▶ [OBJECTIVE]
Write the records out again exactly, leaving no images in.

▶ [TASK INPUTS]

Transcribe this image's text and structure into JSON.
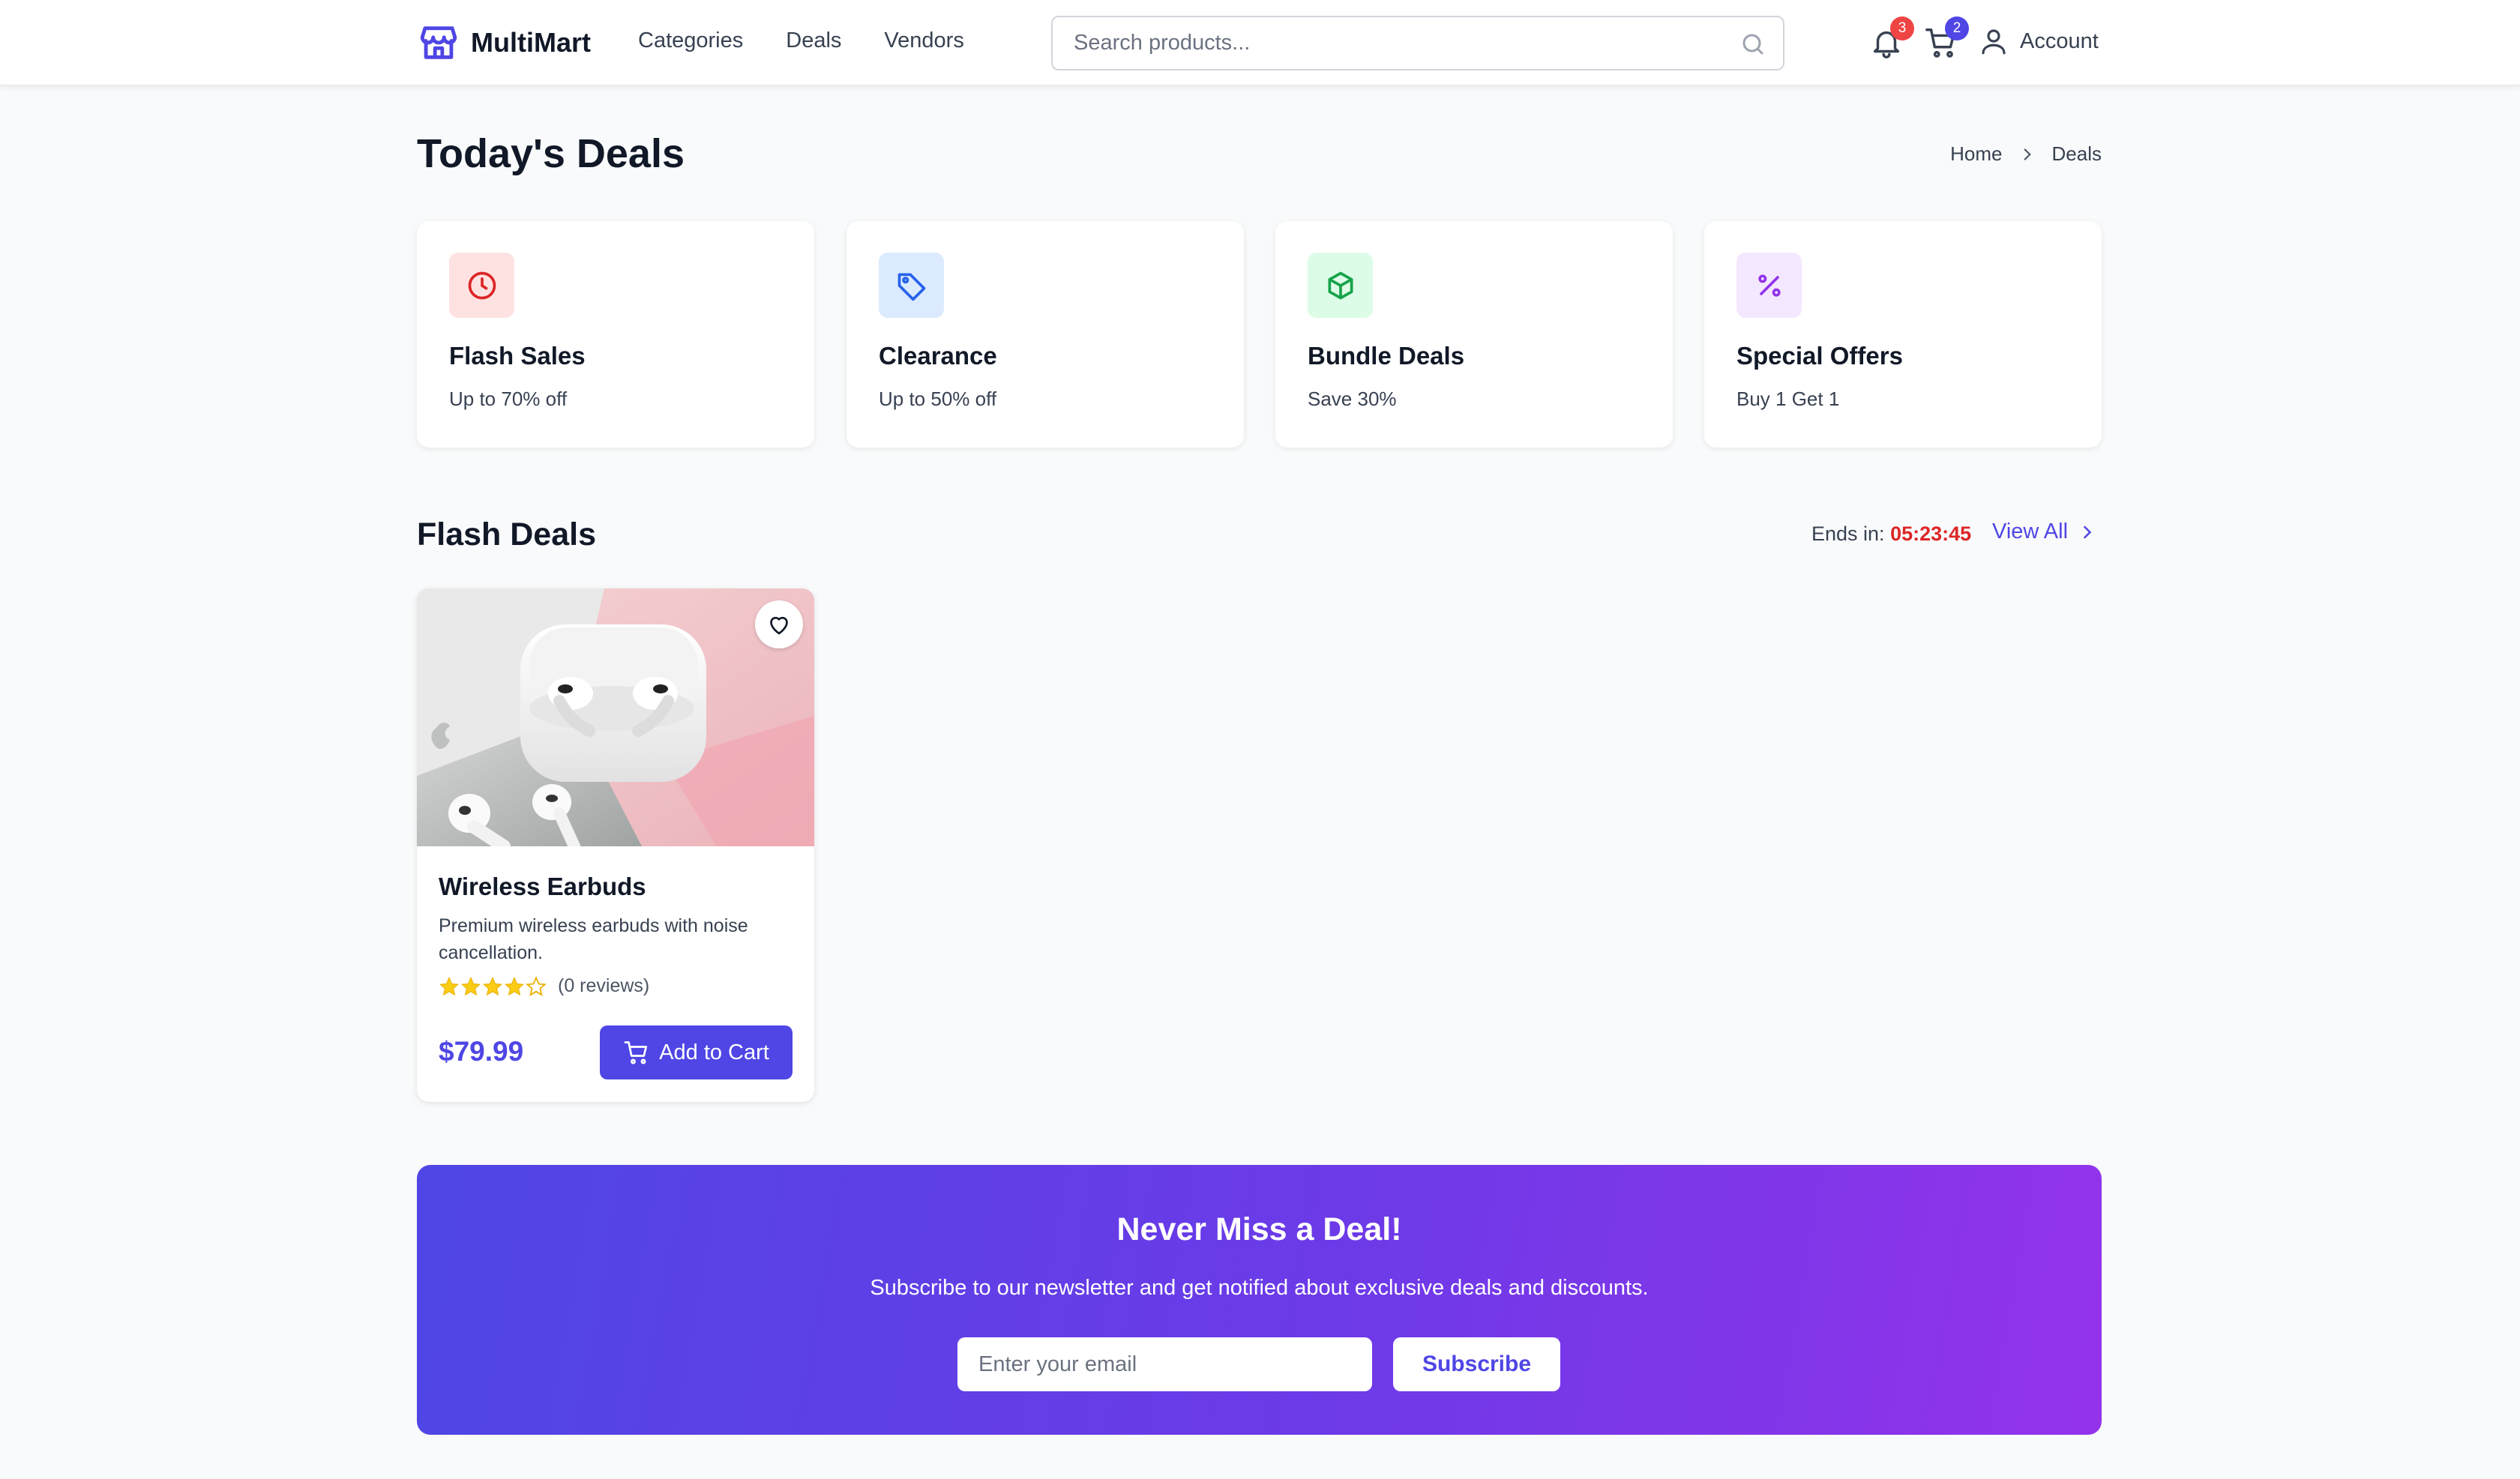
{
  "header": {
    "brand": "MultiMart",
    "nav": [
      "Categories",
      "Deals",
      "Vendors"
    ],
    "search_placeholder": "Search products...",
    "notifications_count": "3",
    "cart_count": "2",
    "account_label": "Account"
  },
  "page": {
    "title": "Today's Deals",
    "breadcrumb": [
      "Home",
      "Deals"
    ]
  },
  "categories": [
    {
      "title": "Flash Sales",
      "subtitle": "Up to 70% off",
      "icon": "clock-icon",
      "bg": "#fee2e2",
      "color": "#dc2626"
    },
    {
      "title": "Clearance",
      "subtitle": "Up to 50% off",
      "icon": "tag-icon",
      "bg": "#dbeafe",
      "color": "#2563eb"
    },
    {
      "title": "Bundle Deals",
      "subtitle": "Save 30%",
      "icon": "box-icon",
      "bg": "#dcfce7",
      "color": "#16a34a"
    },
    {
      "title": "Special Offers",
      "subtitle": "Buy 1 Get 1",
      "icon": "percent-icon",
      "bg": "#f3e8ff",
      "color": "#9333ea"
    }
  ],
  "flash": {
    "title": "Flash Deals",
    "ends_label": "Ends in:",
    "countdown": "05:23:45",
    "view_all": "View All"
  },
  "product": {
    "name": "Wireless Earbuds",
    "description": "Premium wireless earbuds with noise cancellation.",
    "rating": 4,
    "rating_max": 5,
    "reviews": "(0 reviews)",
    "price": "$79.99",
    "cta": "Add to Cart"
  },
  "newsletter": {
    "title": "Never Miss a Deal!",
    "subtitle": "Subscribe to our newsletter and get notified about exclusive deals and discounts.",
    "placeholder": "Enter your email",
    "button": "Subscribe"
  },
  "colors": {
    "accent": "#4f46e5",
    "countdown": "#dc2626",
    "star": "#facc15"
  }
}
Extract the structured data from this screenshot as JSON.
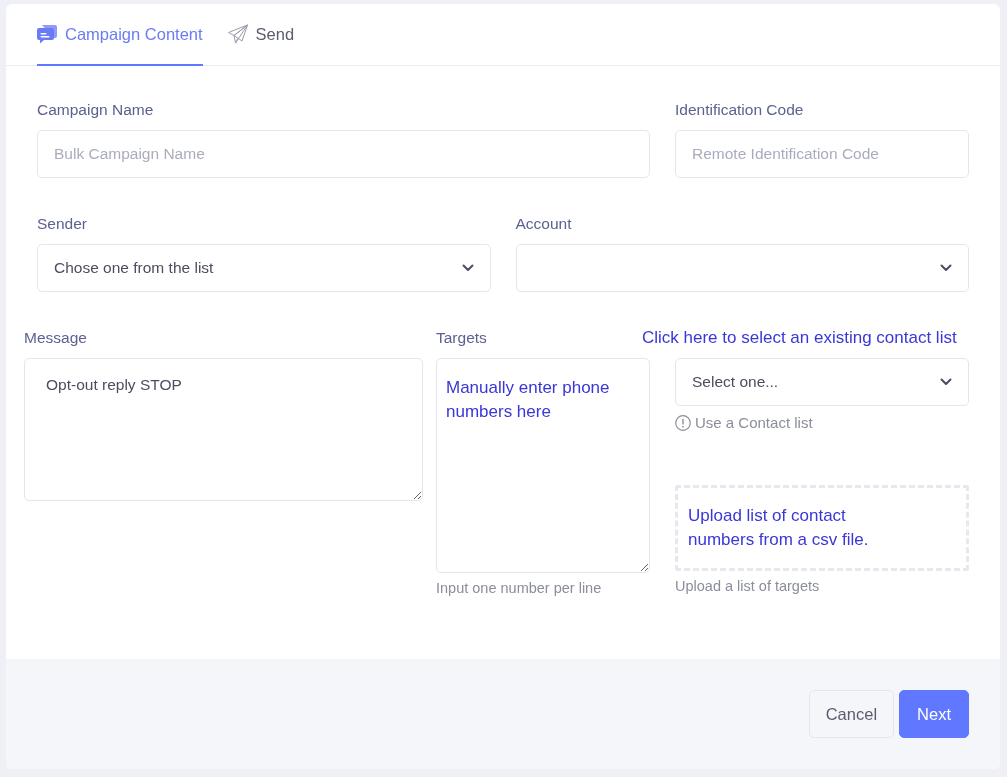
{
  "tabs": [
    {
      "label": "Campaign Content",
      "selected": true
    },
    {
      "label": "Send",
      "selected": false
    }
  ],
  "rows": [
    [
      {
        "kind": "input",
        "label": "Campaign Name",
        "placeholder": "Bulk Campaign Name"
      },
      {
        "kind": "input",
        "label": "Identification Code",
        "placeholder": "Remote Identification Code"
      }
    ],
    [
      {
        "kind": "select",
        "label": "Sender",
        "value": "Chose one from the list"
      },
      {
        "kind": "select",
        "label": "Account"
      }
    ]
  ],
  "message": {
    "label": "Message",
    "value": "Opt-out reply STOP"
  },
  "targets": {
    "label": "Targets",
    "annotation": "Manually enter phone numbers here",
    "hint": "Input one number per line"
  },
  "contact_list": {
    "annotation": "Click here to select an existing contact list",
    "value": "Select one...",
    "note": "Use a Contact list"
  },
  "upload": {
    "annotation": "Upload list of contact numbers from a csv file.",
    "hint": "Upload a list of targets"
  },
  "buttons": [
    {
      "label": "Cancel",
      "kind": "secondary"
    },
    {
      "label": "Next",
      "kind": "primary"
    }
  ]
}
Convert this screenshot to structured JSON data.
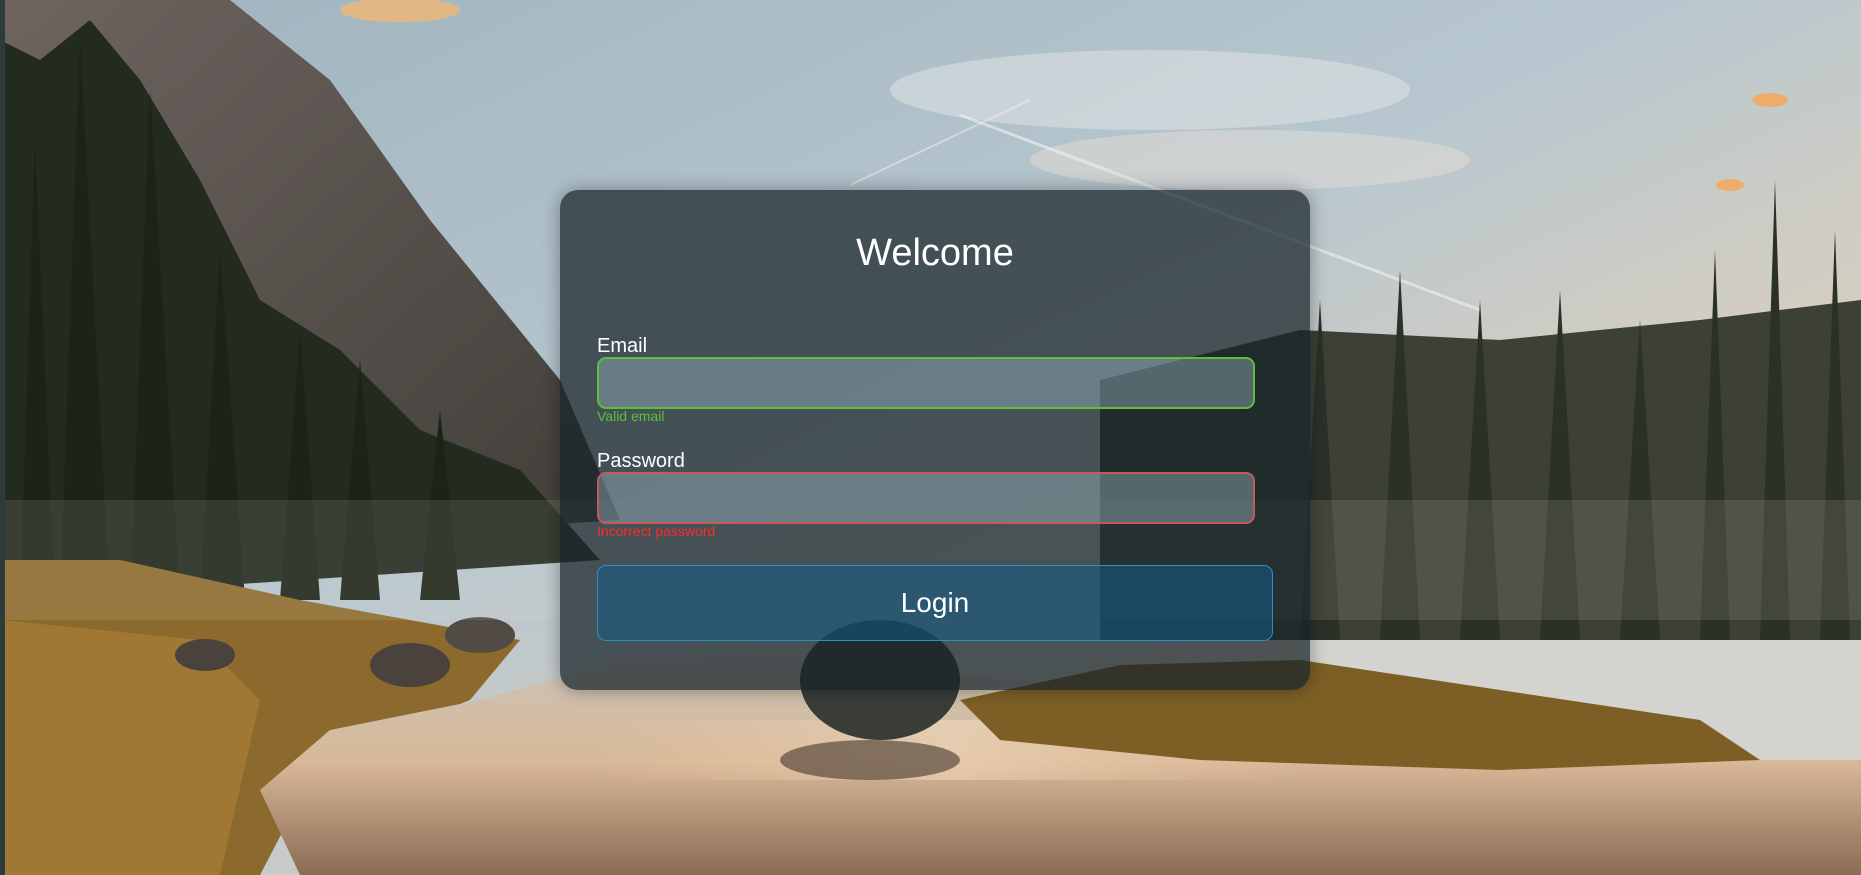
{
  "card": {
    "title": "Welcome"
  },
  "email": {
    "label": "Email",
    "value": "",
    "status": "valid",
    "message": "Valid email",
    "message_color": "#5fbf3a",
    "border_color": "#5fbf3a"
  },
  "password": {
    "label": "Password",
    "value": "",
    "status": "invalid",
    "message": "Incorrect password",
    "message_color": "#ff2a2a",
    "border_color": "#c45a5a"
  },
  "login_button": {
    "label": "Login",
    "accent": "#2b8ec8"
  },
  "background": {
    "scene": "mountain-river-sunset-photo"
  }
}
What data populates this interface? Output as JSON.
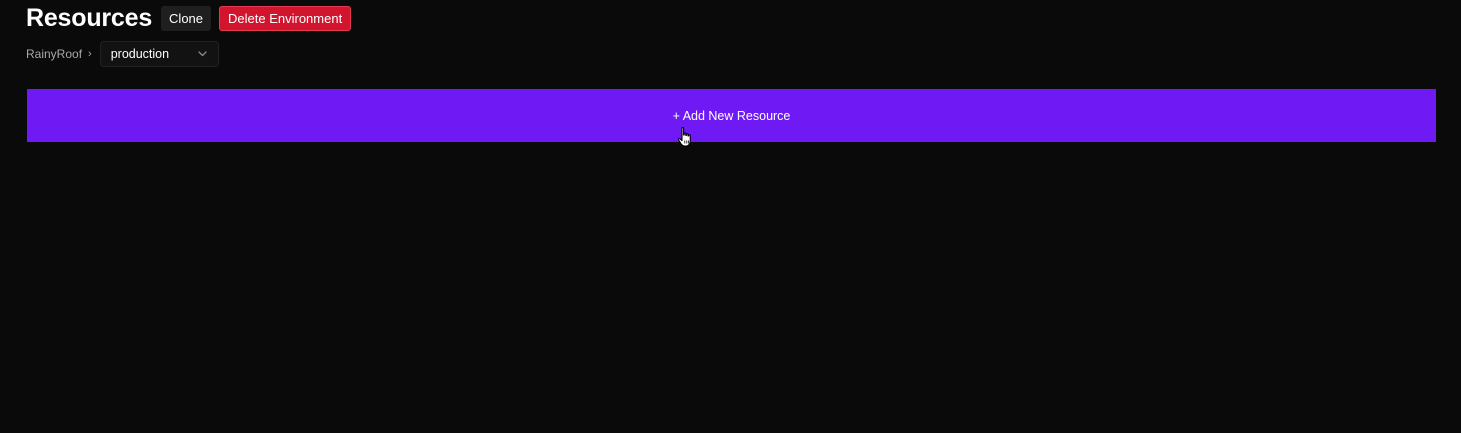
{
  "header": {
    "title": "Resources",
    "clone_label": "Clone",
    "delete_label": "Delete Environment"
  },
  "breadcrumb": {
    "project": "RainyRoof",
    "separator": "›",
    "environment": "production"
  },
  "main": {
    "add_resource_label": "+ Add New Resource"
  },
  "colors": {
    "background": "#0a0a0a",
    "accent": "#6f1af4",
    "danger": "#d1152f"
  },
  "icons": {
    "env_dropdown": "chevron-down-icon",
    "pointer": "hand-pointer-cursor-icon"
  }
}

▶ [ANSWER TO THE PROBLEM]
Transcribe this image's text and structure into JSON.
{
  "header": {
    "brand": "MultiMart",
    "nav": [
      "Categories",
      "Deals",
      "Vendors"
    ],
    "search_placeholder": "Search products...",
    "notifications_count": "3",
    "cart_count": "2",
    "account_label": "Account"
  },
  "page": {
    "title": "Today's Deals",
    "breadcrumb": [
      "Home",
      "Deals"
    ]
  },
  "categories": [
    {
      "title": "Flash Sales",
      "subtitle": "Up to 70% off",
      "icon": "clock-icon",
      "bg": "#fee2e2",
      "color": "#dc2626"
    },
    {
      "title": "Clearance",
      "subtitle": "Up to 50% off",
      "icon": "tag-icon",
      "bg": "#dbeafe",
      "color": "#2563eb"
    },
    {
      "title": "Bundle Deals",
      "subtitle": "Save 30%",
      "icon": "box-icon",
      "bg": "#dcfce7",
      "color": "#16a34a"
    },
    {
      "title": "Special Offers",
      "subtitle": "Buy 1 Get 1",
      "icon": "percent-icon",
      "bg": "#f3e8ff",
      "color": "#9333ea"
    }
  ],
  "flash": {
    "title": "Flash Deals",
    "ends_label": "Ends in:",
    "countdown": "05:23:45",
    "view_all": "View All"
  },
  "product": {
    "name": "Wireless Earbuds",
    "description": "Premium wireless earbuds with noise cancellation.",
    "rating": 4,
    "rating_max": 5,
    "reviews": "(0 reviews)",
    "price": "$79.99",
    "cta": "Add to Cart"
  },
  "newsletter": {
    "title": "Never Miss a Deal!",
    "subtitle": "Subscribe to our newsletter and get notified about exclusive deals and discounts.",
    "placeholder": "Enter your email",
    "button": "Subscribe"
  },
  "colors": {
    "accent": "#4f46e5",
    "countdown": "#dc2626",
    "star": "#facc15"
  }
}
Extract the structured data from this screenshot as JSON.
{
  "tabs": [
    {
      "label": "Campaign Content",
      "selected": true
    },
    {
      "label": "Send",
      "selected": false
    }
  ],
  "rows": [
    [
      {
        "kind": "input",
        "label": "Campaign Name",
        "placeholder": "Bulk Campaign Name"
      },
      {
        "kind": "input",
        "label": "Identification Code",
        "placeholder": "Remote Identification Code"
      }
    ],
    [
      {
        "kind": "select",
        "label": "Sender",
        "value": "Chose one from the list"
      },
      {
        "kind": "select",
        "label": "Account"
      }
    ]
  ],
  "message": {
    "label": "Message",
    "value": "Opt-out reply STOP"
  },
  "targets": {
    "label": "Targets",
    "annotation": "Manually enter phone numbers here",
    "hint": "Input one number per line"
  },
  "contact_list": {
    "annotation": "Click here to select an existing contact list",
    "value": "Select one...",
    "note": "Use a Contact list"
  },
  "upload": {
    "annotation": "Upload list of contact numbers from a csv file.",
    "hint": "Upload a list of targets"
  },
  "buttons": [
    {
      "label": "Cancel",
      "kind": "secondary"
    },
    {
      "label": "Next",
      "kind": "primary"
    }
  ]
}
Convert this screenshot to structured JSON data.
{
  "card": {
    "title": "Welcome"
  },
  "email": {
    "label": "Email",
    "value": "",
    "status": "valid",
    "message": "Valid email",
    "message_color": "#5fbf3a",
    "border_color": "#5fbf3a"
  },
  "password": {
    "label": "Password",
    "value": "",
    "status": "invalid",
    "message": "Incorrect password",
    "message_color": "#ff2a2a",
    "border_color": "#c45a5a"
  },
  "login_button": {
    "label": "Login",
    "accent": "#2b8ec8"
  },
  "background": {
    "scene": "mountain-river-sunset-photo"
  }
}
What data populates this interface? Output as JSON.
{
  "header": {
    "title": "Resources",
    "clone_label": "Clone",
    "delete_label": "Delete Environment"
  },
  "breadcrumb": {
    "project": "RainyRoof",
    "separator": "›",
    "environment": "production"
  },
  "main": {
    "add_resource_label": "+ Add New Resource"
  },
  "colors": {
    "background": "#0a0a0a",
    "accent": "#6f1af4",
    "danger": "#d1152f"
  },
  "icons": {
    "env_dropdown": "chevron-down-icon",
    "pointer": "hand-pointer-cursor-icon"
  }
}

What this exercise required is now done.